- Consegna
Stabilisci se ciascuna delle affermazioni seguenti concorda con il brano sulla sospensione annunciata dagli Stati Uniti, rispondendo sì o no e citando alla lettera le parole del brano che lo decidono.
1. Il prezzo dell’oro ha toccato nuovi massimi storici.
2. A gennaio i rendimenti dei decennali del Tesoro statunitensi erano più bassi.
3. I Paesi coinvolti hanno a disposizione una finestra di 60 giorni per avviare le trattative.

È importante cercare di capire quali siano stati i fattori che hanno portato gli Stati Uniti ad annunciare questa sospensione. L’amministrazione statunitense sembrava a suo agio con la flessione dei mercati azionari, me le ripercussioni sul mercato del Tesoro sono state preoccupanti e si sono combinate con un ulteriore crollo del dollaro. I problemi del Tesoro sembrano avere natura tecnica, in quanto gli hedge fund hanno rapidamente liquidato le posizioni in un contesto di maggiore volatilità. Già a gennaio, infatti, i rendimenti dei decennali del Tesoro statunitensi erano più alti, ma la velocità del movimento della scorsa settimana ha fatto suonare un campanello d’allarme. La perdita di fiducia negli Stati Uniti si è riflessa in un dollaro più debole e sembra che si stia verificando una sorta di cambio di regime, nel senso che Treasury e dollaro, tradizionalmente percepiti come beni rifugio non sono più considerati tali, data l’imprevedibilità dell’attuale politica governativa statunitense. Gli investitori hanno cercato alternative e, nonostante le prospettive di un regime fiscale meno rigido, i titoli di Stato tedeschi hanno registrato performance particolarmente positive, mentre il prezzo dell’oro ha raggiunto nuovi massimi storici.

Non sembra emergere alcun cambiamento sostanziale nell’impostazione ideologica dello stampo protezionistico adottata dagli Stati Uniti; tuttavia, i Paesi coinvolti possono cogliere l’opportunità offerta da questa finestra di 90 giorni per l’inizio delle trattative. Lo strumento di negoziazione più ovvio a loro disposizione è rappresentato dalla promessa di aumentare gli acquisti di beni statunitensi, una tattica che si era già rivelata efficace per la Cina durante la precedente amministrazione Trump, quando fu possibile concludere un accordo commerciale senza che si verificasse, di fatto, un incremento significativo delle trattative dagli Stati Uniti.

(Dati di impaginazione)
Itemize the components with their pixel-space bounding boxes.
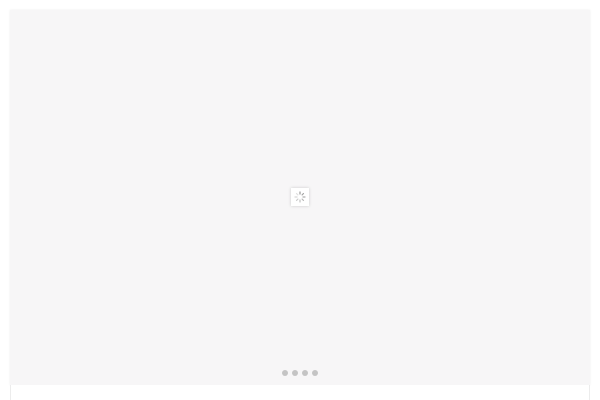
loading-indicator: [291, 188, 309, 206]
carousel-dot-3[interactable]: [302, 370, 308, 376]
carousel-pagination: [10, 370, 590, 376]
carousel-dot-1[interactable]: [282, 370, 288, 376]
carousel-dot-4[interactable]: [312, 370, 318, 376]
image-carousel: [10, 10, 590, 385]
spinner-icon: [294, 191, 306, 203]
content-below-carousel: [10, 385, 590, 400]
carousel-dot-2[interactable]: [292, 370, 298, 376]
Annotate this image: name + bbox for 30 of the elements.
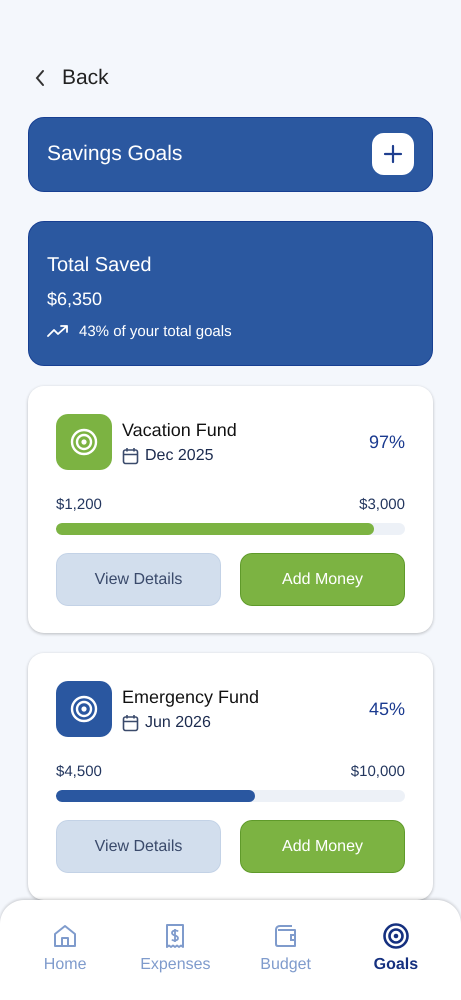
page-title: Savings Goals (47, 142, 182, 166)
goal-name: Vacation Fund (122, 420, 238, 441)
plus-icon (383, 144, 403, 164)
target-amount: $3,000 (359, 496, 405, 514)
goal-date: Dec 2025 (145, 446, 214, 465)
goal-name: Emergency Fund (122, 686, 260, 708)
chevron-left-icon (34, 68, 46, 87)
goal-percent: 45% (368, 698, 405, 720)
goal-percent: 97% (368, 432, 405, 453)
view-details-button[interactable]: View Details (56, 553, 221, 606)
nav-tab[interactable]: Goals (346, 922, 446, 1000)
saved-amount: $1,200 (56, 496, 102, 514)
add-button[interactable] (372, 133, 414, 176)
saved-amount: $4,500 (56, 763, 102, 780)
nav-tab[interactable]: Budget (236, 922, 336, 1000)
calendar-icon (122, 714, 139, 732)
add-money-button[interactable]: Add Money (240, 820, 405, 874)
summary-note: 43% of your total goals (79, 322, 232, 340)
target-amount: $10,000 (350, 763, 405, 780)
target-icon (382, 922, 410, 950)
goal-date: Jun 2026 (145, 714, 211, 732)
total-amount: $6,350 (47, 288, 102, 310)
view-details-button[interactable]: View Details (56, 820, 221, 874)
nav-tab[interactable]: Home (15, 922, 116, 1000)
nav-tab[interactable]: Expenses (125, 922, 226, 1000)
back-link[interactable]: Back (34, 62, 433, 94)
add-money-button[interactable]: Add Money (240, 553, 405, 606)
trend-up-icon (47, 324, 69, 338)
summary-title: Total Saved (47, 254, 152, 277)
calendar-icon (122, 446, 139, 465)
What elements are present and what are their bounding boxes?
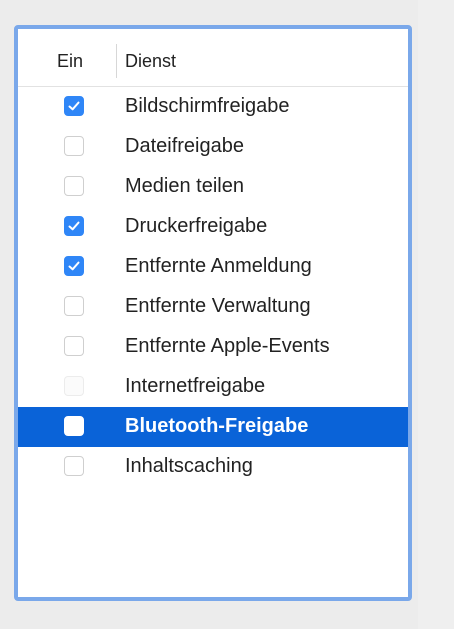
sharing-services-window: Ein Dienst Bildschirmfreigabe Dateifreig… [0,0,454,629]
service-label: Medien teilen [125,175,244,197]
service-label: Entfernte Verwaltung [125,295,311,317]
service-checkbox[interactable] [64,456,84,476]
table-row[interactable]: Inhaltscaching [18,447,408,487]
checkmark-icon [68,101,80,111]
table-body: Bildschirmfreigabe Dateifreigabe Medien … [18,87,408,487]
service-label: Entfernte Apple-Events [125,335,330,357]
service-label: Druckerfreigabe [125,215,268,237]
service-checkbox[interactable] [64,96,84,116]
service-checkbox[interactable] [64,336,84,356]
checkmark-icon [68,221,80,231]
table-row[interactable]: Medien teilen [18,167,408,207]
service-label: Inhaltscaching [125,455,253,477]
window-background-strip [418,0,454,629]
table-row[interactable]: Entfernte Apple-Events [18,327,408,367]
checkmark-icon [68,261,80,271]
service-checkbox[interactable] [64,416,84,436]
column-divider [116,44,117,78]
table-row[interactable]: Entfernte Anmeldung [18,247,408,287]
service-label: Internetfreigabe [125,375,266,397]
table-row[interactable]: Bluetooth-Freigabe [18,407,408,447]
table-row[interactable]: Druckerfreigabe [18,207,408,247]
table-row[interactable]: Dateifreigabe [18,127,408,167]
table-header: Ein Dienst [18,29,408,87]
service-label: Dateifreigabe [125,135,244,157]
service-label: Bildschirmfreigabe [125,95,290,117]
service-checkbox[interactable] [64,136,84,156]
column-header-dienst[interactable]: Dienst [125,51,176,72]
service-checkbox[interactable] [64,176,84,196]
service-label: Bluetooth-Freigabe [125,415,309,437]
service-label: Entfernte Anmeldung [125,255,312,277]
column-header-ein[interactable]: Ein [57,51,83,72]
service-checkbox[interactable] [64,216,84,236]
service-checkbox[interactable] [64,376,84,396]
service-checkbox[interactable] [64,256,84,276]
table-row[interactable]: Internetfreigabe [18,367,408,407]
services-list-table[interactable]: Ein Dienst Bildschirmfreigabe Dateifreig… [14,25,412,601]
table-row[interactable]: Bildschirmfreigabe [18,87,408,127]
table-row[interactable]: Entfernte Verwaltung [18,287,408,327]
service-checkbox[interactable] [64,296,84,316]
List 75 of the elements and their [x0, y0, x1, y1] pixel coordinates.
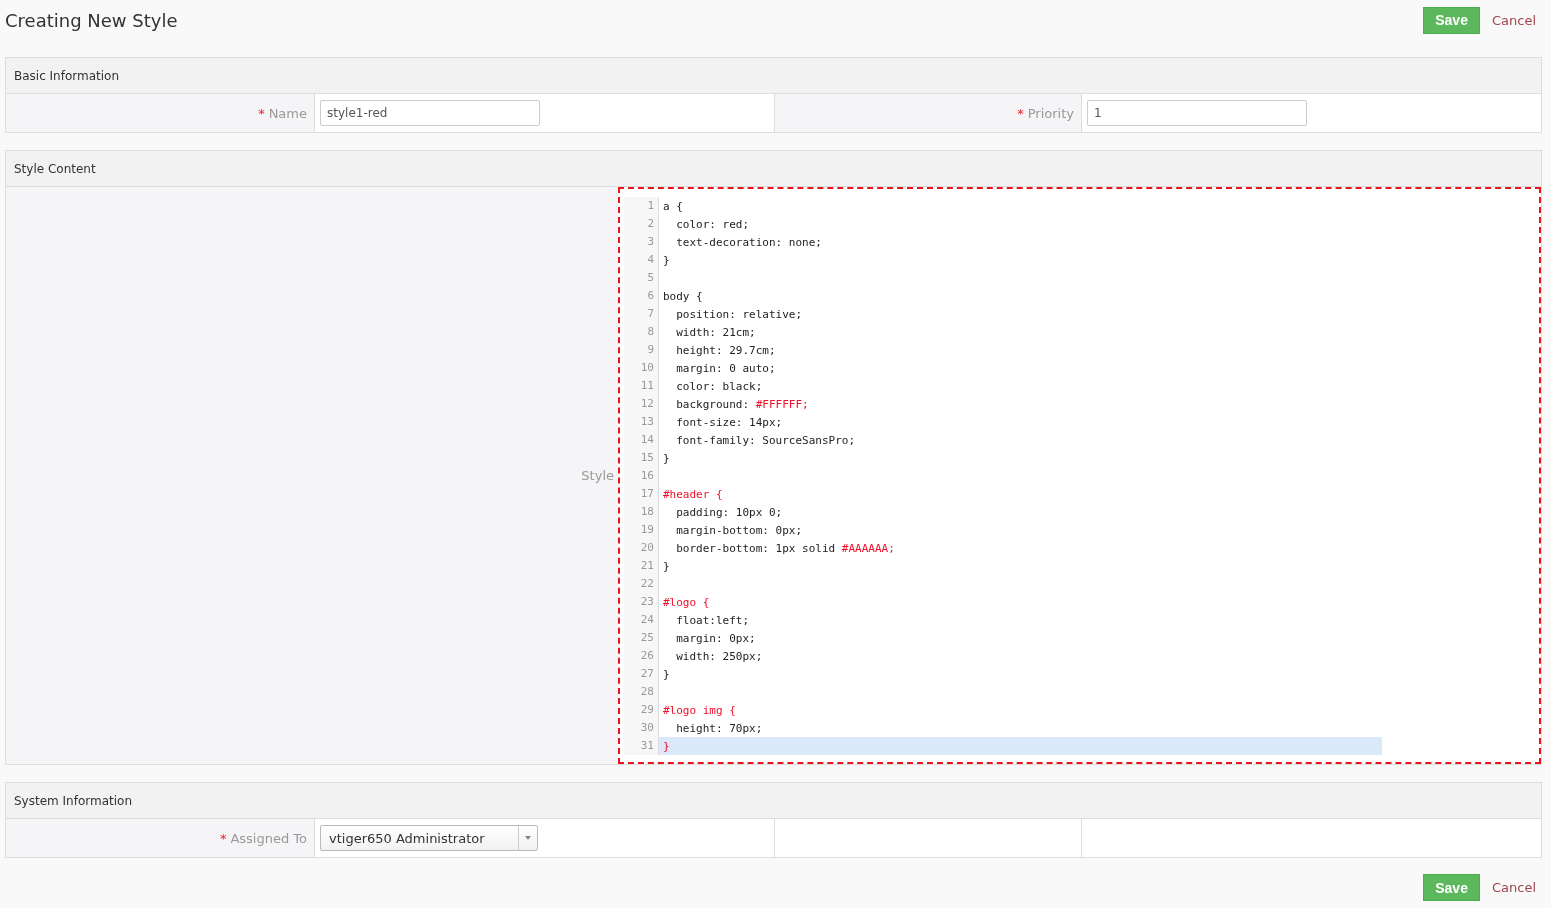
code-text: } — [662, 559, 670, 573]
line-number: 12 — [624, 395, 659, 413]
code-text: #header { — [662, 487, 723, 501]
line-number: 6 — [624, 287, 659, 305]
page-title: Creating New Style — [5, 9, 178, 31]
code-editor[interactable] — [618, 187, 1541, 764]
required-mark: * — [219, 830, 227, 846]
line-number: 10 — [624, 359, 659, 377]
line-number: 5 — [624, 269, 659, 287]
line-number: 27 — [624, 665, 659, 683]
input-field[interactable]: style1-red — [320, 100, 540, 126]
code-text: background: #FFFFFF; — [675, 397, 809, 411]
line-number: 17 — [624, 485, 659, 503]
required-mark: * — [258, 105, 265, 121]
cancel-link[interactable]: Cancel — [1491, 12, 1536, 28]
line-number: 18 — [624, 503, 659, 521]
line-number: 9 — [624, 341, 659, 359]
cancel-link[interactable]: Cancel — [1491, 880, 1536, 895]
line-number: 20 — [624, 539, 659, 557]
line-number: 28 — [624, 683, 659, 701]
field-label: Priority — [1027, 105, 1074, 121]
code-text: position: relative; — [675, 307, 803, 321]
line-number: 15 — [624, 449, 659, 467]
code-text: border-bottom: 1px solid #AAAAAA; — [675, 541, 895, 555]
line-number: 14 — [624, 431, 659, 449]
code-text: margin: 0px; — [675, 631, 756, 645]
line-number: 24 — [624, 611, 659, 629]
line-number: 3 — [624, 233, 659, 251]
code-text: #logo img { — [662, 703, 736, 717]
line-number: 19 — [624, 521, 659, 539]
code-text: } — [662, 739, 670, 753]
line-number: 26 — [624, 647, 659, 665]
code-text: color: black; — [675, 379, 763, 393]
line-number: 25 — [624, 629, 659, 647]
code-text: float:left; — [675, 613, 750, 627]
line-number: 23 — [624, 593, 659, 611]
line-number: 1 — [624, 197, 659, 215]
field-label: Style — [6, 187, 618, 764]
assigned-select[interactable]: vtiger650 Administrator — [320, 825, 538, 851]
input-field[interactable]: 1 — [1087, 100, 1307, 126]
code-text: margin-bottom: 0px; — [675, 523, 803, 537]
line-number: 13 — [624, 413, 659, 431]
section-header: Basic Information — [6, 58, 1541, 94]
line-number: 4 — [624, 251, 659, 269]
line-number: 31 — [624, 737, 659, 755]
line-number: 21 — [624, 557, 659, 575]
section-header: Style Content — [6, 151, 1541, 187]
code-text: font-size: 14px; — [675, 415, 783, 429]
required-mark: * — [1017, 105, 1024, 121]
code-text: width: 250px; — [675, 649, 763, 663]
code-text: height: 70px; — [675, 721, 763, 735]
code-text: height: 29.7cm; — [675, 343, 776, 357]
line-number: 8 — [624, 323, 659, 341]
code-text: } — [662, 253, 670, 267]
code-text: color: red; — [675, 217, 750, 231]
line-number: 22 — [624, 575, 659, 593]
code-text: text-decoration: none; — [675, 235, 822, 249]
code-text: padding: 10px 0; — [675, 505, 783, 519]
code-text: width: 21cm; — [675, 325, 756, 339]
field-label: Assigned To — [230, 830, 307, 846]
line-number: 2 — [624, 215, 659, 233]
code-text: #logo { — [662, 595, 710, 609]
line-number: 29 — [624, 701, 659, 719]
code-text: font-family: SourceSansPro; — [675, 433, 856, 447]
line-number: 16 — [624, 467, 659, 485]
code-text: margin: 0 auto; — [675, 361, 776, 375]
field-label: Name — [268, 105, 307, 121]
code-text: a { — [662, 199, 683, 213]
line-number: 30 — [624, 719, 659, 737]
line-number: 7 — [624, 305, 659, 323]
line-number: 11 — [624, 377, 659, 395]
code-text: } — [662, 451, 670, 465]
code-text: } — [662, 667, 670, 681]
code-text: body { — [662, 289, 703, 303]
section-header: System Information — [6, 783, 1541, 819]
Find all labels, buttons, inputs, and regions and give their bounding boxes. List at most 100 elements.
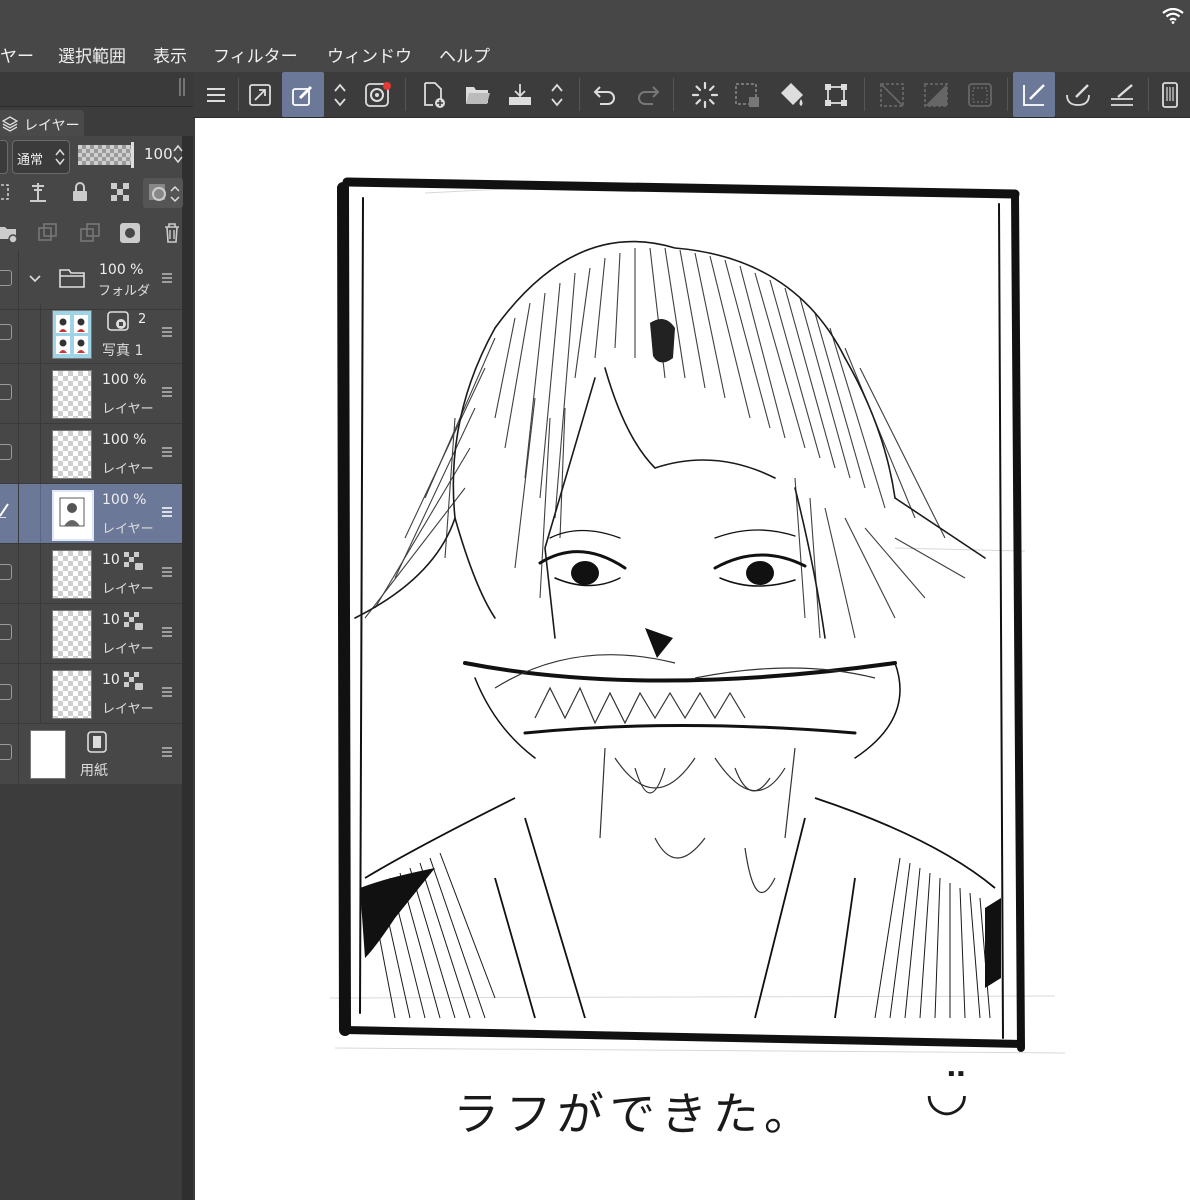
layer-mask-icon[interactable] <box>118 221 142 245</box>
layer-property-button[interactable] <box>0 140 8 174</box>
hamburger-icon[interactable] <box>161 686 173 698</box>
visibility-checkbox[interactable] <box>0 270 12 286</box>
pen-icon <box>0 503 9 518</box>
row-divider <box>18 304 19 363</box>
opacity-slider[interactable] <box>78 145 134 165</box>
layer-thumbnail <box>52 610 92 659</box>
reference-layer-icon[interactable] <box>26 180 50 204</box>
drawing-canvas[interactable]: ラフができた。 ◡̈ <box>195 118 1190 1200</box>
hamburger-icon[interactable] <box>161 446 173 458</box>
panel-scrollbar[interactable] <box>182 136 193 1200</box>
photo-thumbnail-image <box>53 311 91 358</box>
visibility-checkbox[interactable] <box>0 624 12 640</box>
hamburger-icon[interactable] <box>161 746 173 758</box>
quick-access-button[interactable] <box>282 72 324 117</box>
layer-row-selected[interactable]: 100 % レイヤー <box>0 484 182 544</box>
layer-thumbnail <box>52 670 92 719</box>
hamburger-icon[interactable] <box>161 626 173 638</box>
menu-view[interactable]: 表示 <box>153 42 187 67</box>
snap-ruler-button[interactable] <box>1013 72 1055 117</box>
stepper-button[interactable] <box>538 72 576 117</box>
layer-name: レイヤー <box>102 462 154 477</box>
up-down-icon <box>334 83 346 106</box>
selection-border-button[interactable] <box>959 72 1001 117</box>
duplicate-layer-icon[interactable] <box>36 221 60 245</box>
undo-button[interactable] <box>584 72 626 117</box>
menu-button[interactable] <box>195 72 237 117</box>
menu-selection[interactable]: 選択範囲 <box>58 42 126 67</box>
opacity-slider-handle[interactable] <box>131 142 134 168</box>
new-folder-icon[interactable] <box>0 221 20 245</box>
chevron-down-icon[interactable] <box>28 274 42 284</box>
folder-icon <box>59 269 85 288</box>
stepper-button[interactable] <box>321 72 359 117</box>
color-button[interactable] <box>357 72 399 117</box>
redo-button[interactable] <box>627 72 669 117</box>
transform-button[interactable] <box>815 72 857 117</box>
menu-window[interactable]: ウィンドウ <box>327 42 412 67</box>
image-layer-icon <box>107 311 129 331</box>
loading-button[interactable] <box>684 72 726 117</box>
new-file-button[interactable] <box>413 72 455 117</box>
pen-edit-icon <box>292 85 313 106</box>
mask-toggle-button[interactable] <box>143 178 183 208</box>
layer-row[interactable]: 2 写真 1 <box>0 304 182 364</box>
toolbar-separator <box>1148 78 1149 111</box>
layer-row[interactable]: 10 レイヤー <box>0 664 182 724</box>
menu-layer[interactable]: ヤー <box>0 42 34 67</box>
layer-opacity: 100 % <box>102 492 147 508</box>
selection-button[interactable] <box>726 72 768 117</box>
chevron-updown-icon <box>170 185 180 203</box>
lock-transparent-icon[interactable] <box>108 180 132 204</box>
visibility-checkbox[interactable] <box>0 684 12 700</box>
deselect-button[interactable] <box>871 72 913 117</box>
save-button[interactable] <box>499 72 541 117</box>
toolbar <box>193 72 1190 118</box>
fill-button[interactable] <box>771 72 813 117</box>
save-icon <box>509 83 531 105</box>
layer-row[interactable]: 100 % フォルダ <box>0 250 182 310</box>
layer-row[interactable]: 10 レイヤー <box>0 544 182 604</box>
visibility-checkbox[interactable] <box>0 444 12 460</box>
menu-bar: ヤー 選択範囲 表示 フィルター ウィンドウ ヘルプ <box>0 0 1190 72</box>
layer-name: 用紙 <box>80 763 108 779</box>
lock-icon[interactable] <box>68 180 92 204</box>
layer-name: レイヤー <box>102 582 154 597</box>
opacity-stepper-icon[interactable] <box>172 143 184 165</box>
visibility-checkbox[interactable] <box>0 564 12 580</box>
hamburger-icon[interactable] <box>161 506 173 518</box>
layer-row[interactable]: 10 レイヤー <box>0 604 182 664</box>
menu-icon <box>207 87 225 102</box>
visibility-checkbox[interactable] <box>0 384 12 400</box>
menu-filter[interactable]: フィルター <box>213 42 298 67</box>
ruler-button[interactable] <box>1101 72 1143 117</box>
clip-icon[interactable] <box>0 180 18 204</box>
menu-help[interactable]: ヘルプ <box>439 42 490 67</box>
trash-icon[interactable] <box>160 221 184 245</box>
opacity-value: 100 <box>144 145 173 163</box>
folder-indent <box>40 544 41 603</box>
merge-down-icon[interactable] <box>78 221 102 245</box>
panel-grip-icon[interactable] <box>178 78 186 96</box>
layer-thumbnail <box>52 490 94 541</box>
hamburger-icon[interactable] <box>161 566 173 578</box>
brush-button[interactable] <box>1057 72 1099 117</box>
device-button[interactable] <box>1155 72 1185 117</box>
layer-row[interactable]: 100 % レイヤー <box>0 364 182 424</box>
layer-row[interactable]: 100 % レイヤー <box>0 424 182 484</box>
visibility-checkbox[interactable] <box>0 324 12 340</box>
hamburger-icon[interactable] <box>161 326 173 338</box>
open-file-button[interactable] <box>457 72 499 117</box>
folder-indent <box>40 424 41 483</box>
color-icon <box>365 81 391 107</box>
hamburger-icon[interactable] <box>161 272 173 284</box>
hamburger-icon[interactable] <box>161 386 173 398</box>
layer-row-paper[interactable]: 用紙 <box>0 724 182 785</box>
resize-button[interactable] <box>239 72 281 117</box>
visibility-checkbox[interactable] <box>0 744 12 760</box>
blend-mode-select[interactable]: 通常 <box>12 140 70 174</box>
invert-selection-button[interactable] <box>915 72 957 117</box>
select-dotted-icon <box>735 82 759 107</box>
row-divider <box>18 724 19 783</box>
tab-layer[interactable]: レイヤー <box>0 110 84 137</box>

- Risultato esercizio
1. Sì: «il prezzo dell’oro ha raggiunto nuovi massimi storici».
2. No: «Già a gennaio, infatti, i rendimenti dei decennali del Tesoro statunitensi erano più alti».
3. No: «questa finestra di 90 giorni per l’inizio delle trattative».